--- WHAT IS REQUIRED ---
Find each line containing the string "области" and return it.

====================

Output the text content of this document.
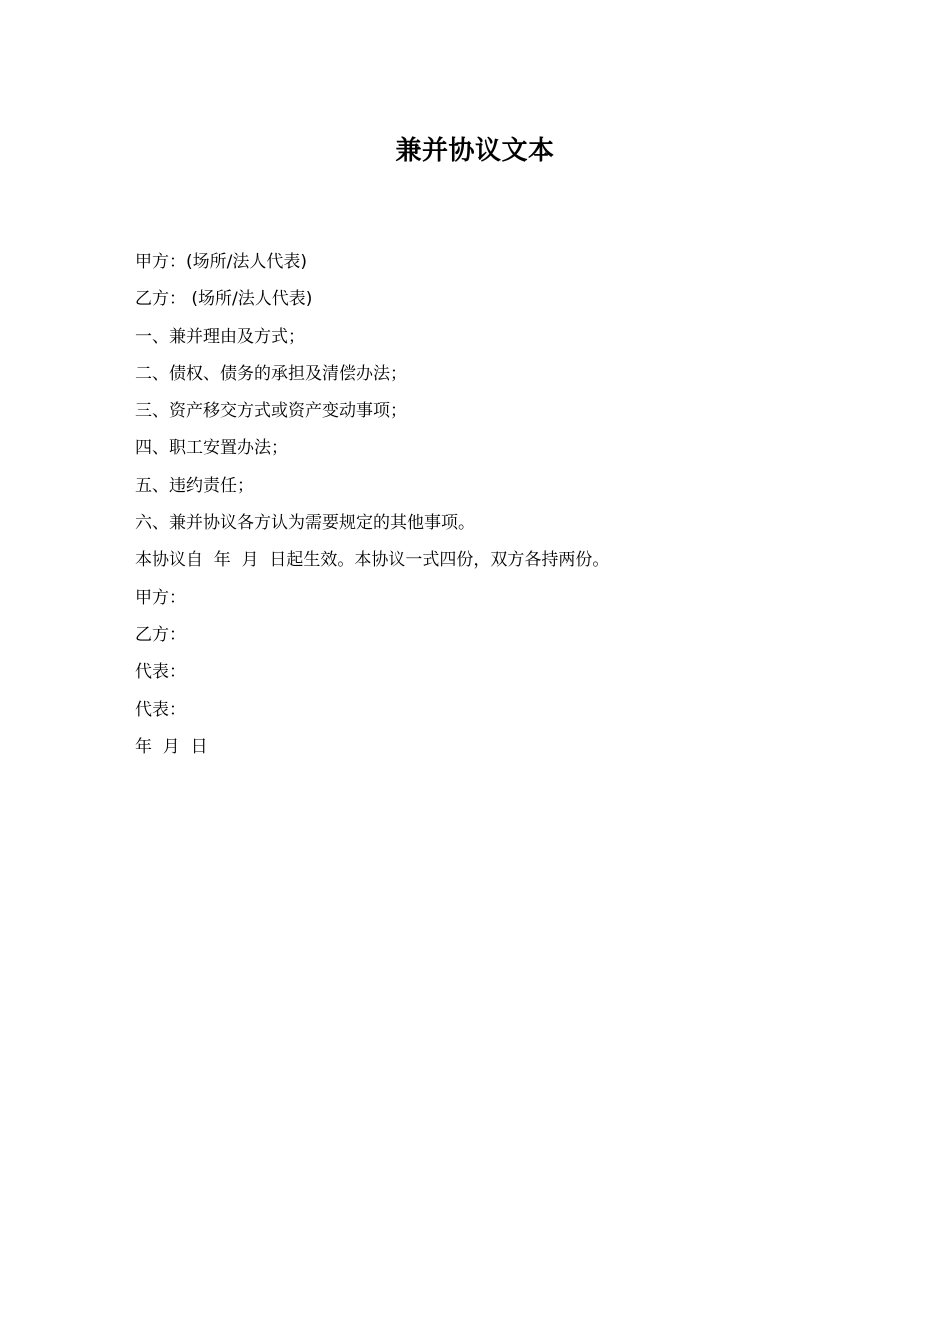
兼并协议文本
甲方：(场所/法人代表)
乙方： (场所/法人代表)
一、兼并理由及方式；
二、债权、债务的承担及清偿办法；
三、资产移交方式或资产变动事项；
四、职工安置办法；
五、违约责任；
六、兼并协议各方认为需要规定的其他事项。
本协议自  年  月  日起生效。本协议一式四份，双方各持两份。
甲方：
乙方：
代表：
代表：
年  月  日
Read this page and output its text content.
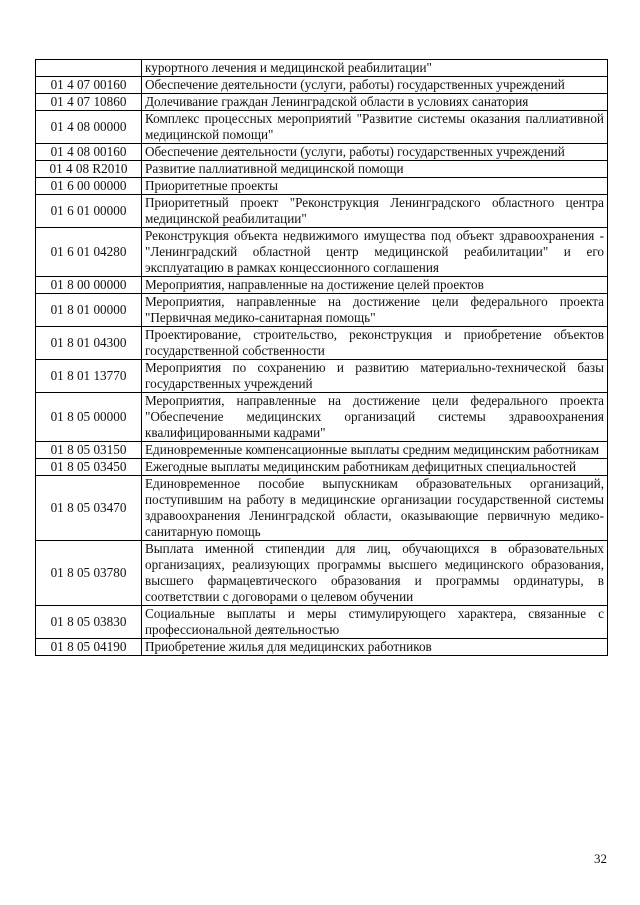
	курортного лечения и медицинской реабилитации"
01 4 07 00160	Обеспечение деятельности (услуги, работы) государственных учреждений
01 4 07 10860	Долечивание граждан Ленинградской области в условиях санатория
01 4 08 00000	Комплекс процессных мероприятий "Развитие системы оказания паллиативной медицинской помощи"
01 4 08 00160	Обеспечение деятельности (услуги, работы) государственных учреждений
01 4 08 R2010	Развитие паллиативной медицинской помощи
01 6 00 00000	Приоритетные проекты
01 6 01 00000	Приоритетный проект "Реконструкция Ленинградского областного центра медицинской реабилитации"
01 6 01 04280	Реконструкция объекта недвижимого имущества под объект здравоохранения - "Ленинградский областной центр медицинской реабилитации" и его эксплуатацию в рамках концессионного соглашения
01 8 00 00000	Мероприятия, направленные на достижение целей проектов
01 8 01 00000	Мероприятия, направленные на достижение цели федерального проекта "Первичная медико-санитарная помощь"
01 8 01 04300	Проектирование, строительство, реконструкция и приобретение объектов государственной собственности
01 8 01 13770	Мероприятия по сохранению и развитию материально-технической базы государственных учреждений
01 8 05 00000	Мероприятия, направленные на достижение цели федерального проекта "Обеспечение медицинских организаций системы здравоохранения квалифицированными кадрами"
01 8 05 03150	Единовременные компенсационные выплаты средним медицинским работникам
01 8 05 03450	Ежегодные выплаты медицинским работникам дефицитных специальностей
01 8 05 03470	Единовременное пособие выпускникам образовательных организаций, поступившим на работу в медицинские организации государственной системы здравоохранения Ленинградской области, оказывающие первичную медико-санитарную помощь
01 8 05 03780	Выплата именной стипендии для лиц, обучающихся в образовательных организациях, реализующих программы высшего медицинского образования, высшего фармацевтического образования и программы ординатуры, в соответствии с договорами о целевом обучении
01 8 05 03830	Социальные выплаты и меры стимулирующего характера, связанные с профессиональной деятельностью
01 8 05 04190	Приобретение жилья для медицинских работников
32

====================

--- REPLY ---
01 4 07 10860	Долечивание граждан Ленинградской области в условиях санатория
01 8 05 03470	Единовременное пособие выпускникам образовательных организаций, поступившим на работу в медицинские организации государственной системы здравоохранения Ленинградской области, оказывающие первичную медико-санитарную помощь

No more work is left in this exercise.